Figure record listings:
■ ■ ■

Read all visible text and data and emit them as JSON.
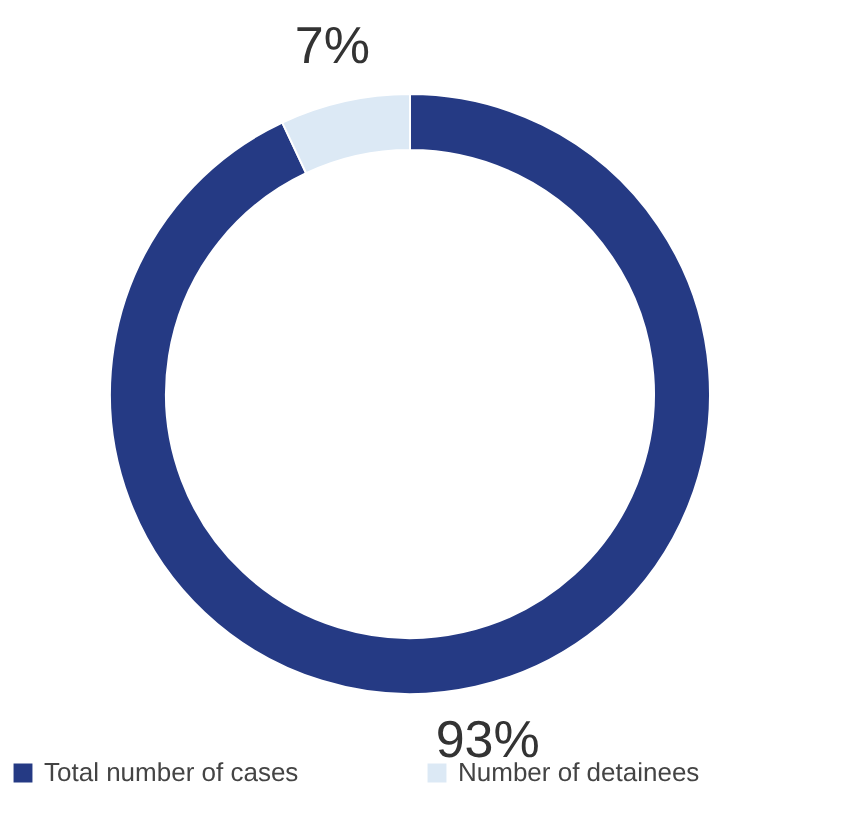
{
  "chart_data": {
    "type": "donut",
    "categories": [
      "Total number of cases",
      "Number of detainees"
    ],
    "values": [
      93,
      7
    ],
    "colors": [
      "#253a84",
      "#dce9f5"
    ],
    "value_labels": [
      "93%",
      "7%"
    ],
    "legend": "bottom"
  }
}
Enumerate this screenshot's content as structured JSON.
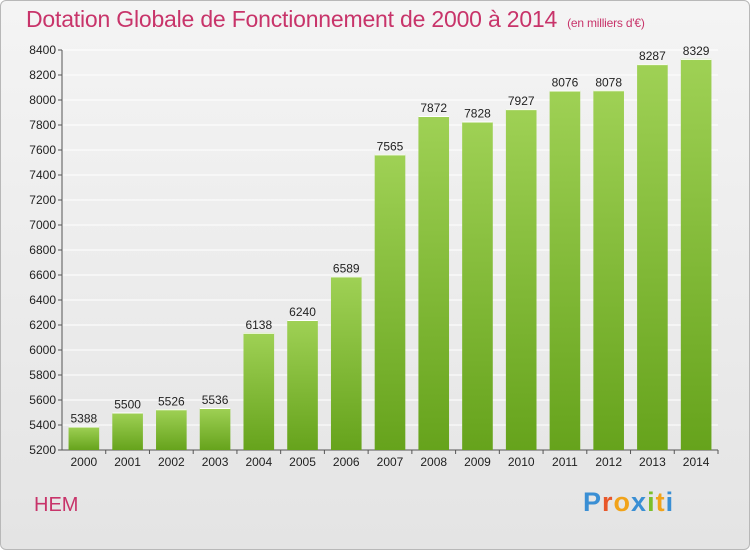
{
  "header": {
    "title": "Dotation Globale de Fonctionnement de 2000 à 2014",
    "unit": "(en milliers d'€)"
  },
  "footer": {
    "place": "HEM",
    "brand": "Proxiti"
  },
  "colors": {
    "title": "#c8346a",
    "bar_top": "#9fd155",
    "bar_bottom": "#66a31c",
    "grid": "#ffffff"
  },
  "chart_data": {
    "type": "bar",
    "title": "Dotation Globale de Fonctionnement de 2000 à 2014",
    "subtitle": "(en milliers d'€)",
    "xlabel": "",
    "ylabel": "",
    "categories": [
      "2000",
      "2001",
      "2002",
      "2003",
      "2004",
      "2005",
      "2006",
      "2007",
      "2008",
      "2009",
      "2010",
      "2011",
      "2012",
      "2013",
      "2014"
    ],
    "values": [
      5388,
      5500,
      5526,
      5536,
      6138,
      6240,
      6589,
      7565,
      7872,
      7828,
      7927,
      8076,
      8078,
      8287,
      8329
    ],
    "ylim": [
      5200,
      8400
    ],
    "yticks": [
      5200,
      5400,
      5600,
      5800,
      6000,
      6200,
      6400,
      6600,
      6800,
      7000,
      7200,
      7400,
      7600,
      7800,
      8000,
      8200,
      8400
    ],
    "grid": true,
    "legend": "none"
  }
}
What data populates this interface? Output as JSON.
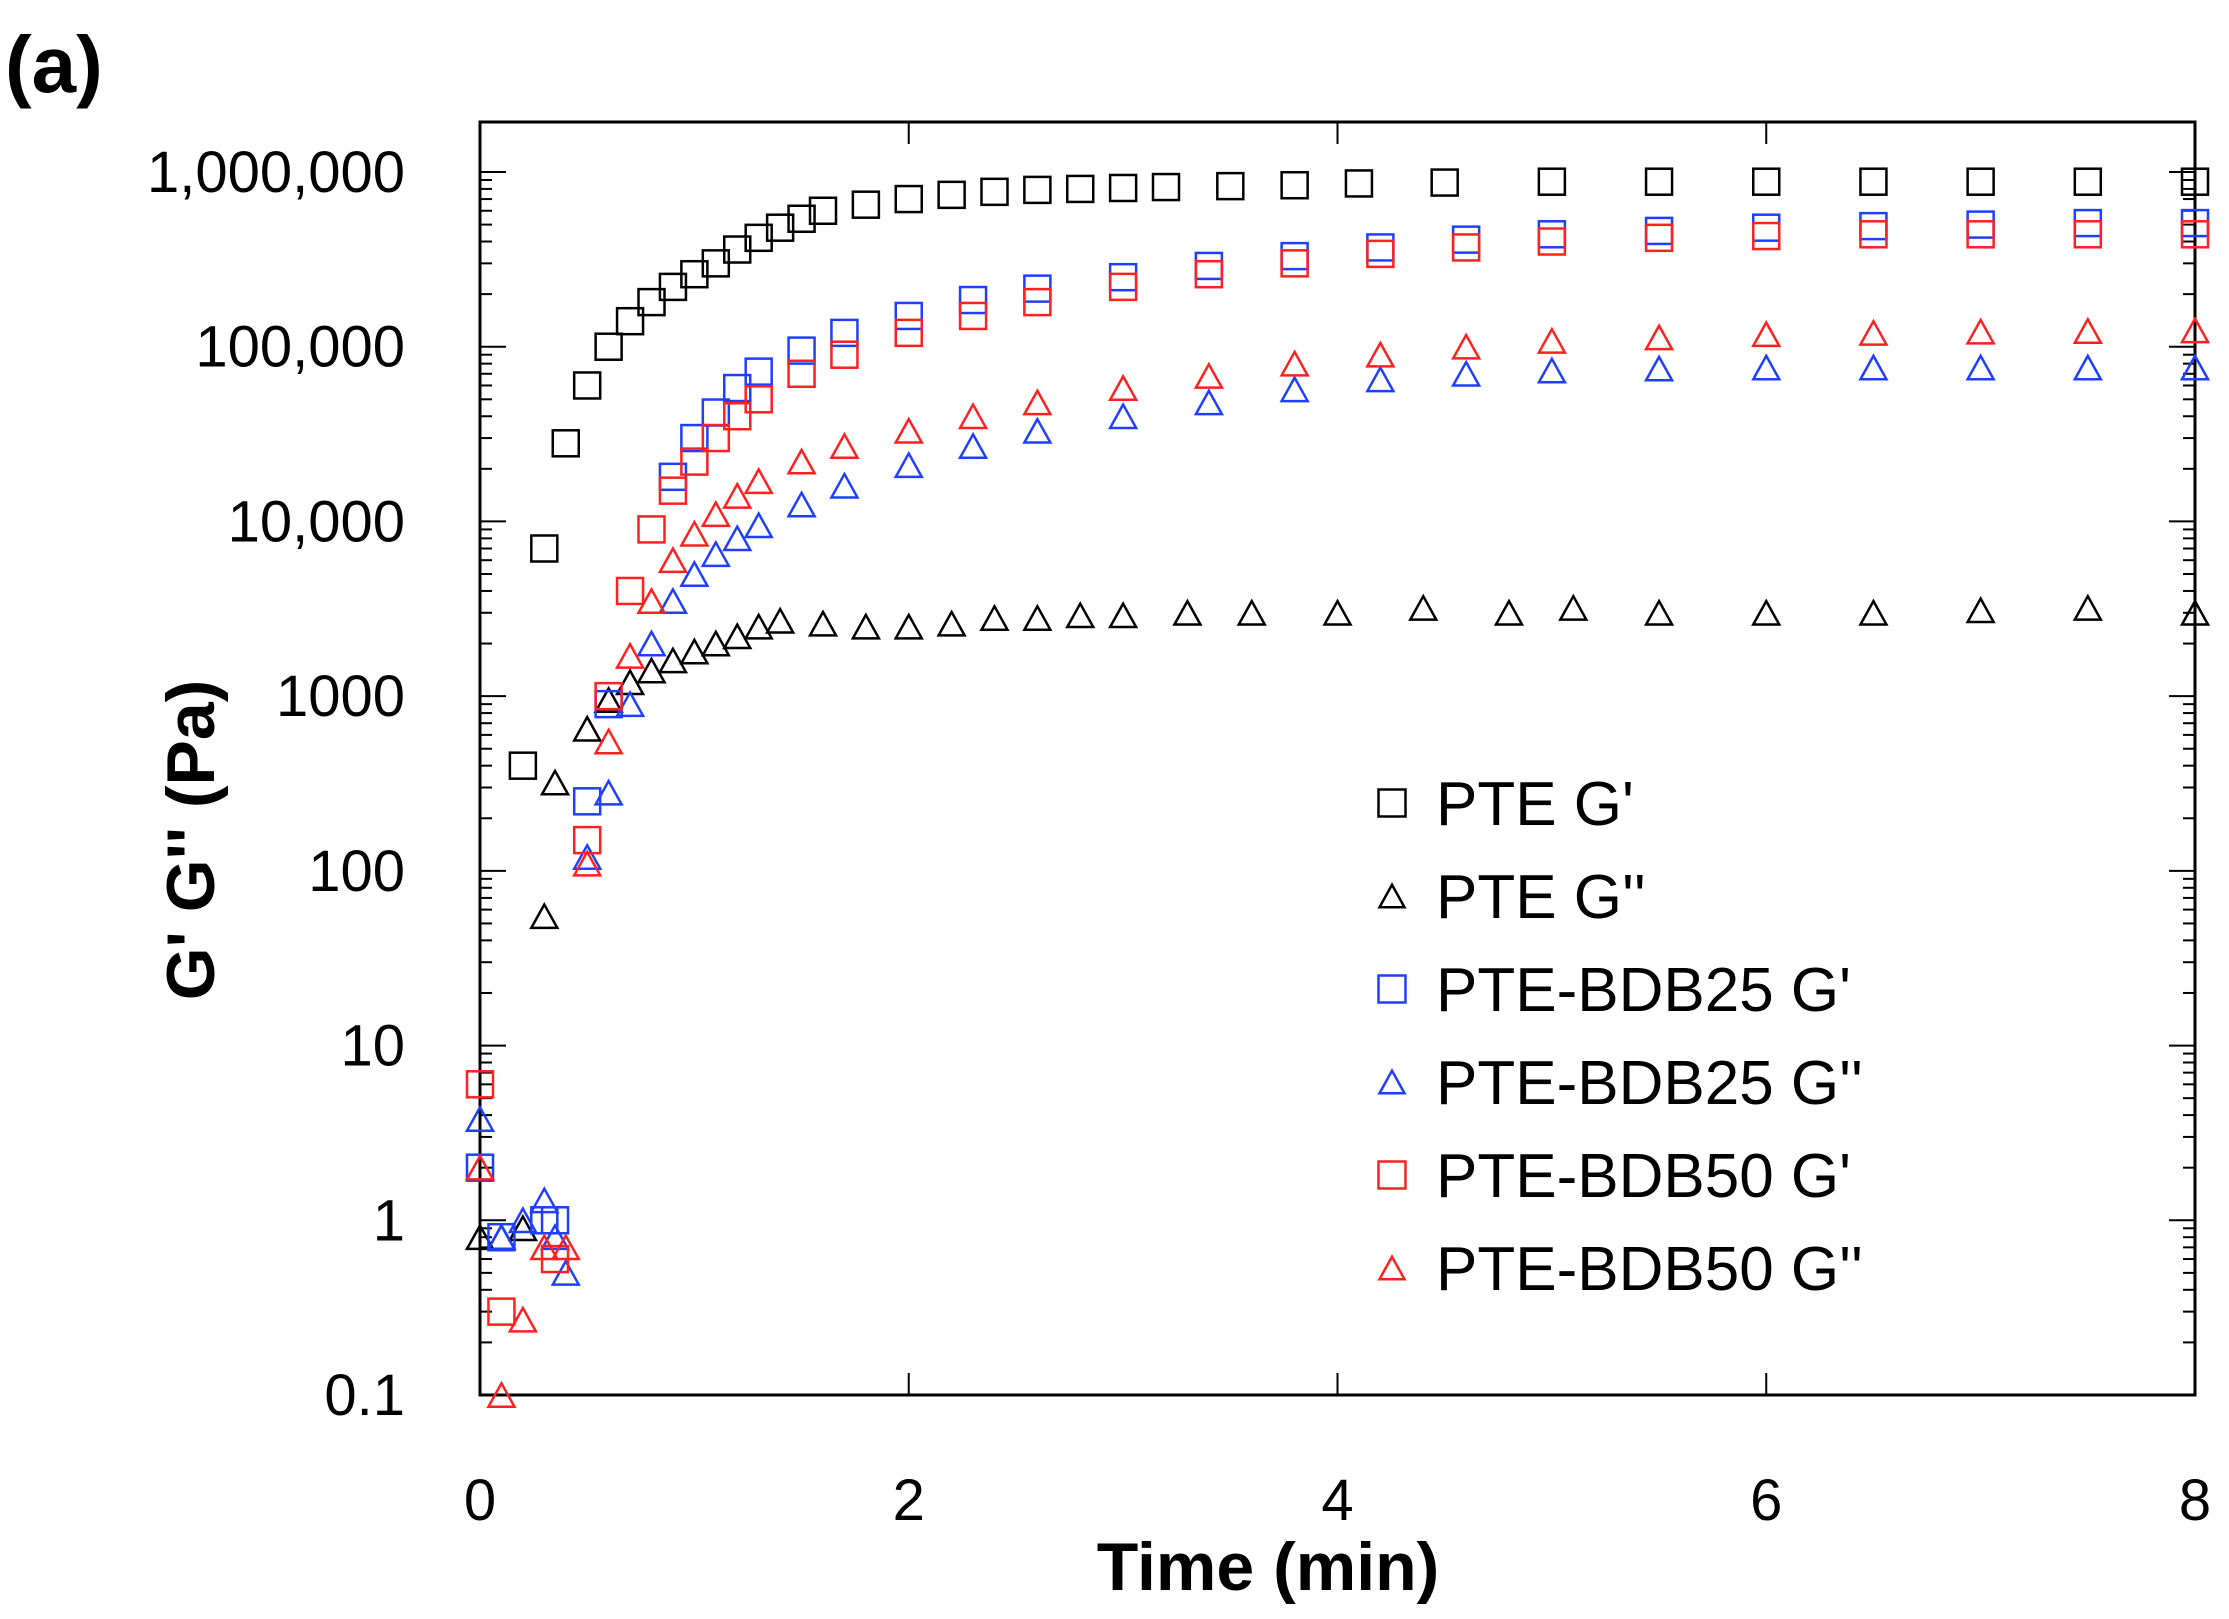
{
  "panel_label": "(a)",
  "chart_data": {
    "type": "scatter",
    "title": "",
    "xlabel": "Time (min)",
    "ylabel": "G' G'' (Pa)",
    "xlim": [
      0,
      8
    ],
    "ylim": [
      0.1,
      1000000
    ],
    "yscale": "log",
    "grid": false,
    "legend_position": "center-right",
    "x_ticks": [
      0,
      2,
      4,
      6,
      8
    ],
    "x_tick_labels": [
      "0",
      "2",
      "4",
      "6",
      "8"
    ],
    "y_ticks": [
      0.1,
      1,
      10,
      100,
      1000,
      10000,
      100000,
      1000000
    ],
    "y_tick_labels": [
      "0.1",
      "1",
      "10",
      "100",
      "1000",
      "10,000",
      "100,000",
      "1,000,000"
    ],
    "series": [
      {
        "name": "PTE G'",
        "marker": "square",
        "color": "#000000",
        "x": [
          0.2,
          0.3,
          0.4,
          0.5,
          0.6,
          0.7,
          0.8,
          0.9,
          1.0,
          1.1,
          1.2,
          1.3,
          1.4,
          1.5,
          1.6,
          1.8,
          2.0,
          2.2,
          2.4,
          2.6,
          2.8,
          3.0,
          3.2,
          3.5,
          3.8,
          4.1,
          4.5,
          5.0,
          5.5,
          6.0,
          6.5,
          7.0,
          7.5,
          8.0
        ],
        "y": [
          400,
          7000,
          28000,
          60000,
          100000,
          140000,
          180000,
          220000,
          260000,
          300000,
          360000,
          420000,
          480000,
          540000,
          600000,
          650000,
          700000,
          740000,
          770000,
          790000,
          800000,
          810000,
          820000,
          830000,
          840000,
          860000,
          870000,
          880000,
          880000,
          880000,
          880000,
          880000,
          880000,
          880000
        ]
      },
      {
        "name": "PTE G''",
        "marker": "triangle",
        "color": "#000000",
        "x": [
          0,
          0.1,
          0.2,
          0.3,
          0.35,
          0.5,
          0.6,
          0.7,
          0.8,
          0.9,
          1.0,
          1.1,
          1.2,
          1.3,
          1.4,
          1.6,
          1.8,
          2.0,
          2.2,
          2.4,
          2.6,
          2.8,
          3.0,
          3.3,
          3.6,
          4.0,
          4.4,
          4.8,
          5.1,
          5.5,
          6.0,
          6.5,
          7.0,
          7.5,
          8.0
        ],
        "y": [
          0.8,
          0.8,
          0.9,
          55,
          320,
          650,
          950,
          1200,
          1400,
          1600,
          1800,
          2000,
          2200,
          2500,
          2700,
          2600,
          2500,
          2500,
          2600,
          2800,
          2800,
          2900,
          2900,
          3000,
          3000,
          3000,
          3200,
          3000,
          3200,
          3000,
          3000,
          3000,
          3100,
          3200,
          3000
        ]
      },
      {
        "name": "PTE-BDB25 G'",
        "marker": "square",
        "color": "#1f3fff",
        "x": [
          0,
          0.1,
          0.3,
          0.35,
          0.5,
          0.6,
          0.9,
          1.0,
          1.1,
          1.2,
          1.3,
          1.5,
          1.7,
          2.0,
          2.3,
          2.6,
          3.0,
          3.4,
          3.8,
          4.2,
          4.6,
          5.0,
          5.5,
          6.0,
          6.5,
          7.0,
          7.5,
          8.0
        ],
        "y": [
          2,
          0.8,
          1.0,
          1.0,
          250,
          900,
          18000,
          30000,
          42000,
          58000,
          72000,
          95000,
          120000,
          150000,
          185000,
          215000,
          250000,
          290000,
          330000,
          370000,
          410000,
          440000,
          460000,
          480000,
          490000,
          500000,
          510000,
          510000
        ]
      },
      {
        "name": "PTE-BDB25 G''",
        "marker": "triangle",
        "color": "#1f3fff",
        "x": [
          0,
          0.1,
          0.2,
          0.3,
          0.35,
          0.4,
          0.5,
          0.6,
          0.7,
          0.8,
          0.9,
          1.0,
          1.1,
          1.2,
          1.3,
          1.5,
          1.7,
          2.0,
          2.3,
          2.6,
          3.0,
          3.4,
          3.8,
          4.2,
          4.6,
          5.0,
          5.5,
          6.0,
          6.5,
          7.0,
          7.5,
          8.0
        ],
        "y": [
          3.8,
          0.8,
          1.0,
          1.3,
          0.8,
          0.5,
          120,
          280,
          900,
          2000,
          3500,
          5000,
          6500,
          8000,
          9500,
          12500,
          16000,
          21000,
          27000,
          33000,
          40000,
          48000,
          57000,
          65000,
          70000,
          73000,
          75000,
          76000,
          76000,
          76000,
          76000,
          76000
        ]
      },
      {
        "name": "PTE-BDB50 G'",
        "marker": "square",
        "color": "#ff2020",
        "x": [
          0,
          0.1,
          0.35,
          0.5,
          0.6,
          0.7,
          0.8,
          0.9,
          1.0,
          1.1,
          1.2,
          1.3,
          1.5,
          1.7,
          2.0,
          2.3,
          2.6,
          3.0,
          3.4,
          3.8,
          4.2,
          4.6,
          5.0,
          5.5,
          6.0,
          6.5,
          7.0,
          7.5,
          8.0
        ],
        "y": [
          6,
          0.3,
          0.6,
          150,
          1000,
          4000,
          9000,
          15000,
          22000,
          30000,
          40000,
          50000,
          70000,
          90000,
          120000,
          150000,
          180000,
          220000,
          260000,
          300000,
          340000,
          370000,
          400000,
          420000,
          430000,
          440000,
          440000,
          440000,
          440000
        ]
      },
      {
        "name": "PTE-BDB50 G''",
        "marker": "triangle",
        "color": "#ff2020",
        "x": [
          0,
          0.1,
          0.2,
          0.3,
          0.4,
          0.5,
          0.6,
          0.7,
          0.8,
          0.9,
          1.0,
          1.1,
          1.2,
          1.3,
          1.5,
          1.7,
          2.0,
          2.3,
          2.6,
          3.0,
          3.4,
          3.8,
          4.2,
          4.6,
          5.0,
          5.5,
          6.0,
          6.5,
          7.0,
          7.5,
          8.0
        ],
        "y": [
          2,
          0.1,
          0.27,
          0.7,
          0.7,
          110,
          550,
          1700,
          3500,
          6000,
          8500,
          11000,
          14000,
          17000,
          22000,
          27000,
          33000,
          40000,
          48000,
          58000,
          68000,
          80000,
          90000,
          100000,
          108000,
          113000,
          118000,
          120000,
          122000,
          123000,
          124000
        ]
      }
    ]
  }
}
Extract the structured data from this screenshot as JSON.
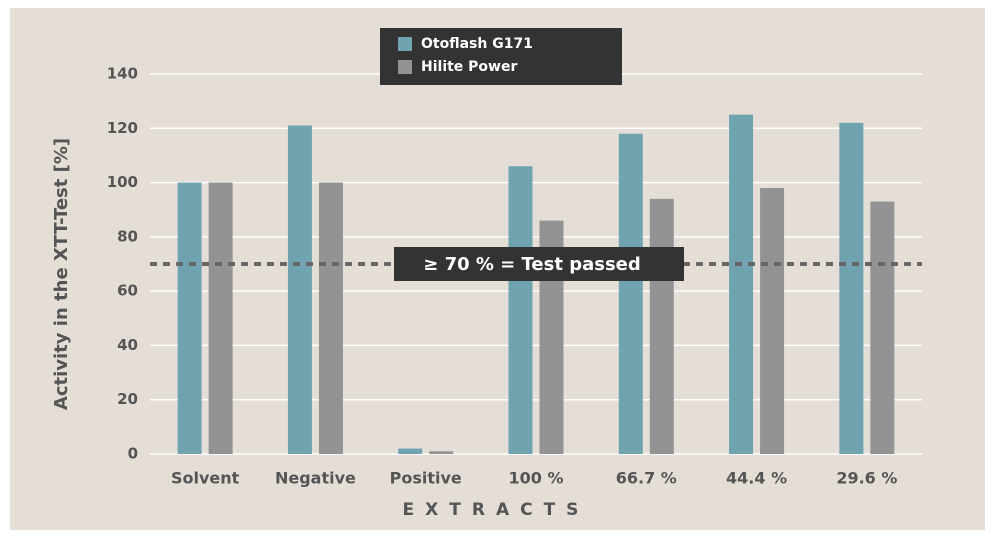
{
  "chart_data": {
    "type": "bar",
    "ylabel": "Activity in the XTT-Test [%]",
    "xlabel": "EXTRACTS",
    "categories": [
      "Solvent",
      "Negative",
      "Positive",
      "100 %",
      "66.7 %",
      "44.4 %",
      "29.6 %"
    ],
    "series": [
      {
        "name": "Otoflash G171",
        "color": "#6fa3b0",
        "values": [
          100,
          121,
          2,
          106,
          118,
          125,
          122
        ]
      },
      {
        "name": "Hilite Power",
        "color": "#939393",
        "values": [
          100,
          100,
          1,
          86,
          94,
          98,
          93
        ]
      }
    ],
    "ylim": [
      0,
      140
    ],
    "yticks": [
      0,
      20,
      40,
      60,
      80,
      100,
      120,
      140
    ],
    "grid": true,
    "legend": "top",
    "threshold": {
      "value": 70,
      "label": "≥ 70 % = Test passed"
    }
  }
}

■ ■ ■

WHAT IS NEEDED: Which lines contain the word "grid"? Copy each of them.

FINISHED ANSWER:
    "grid": "#ffffff"
    "grid": true,
    "grid": false,
    "grid": true,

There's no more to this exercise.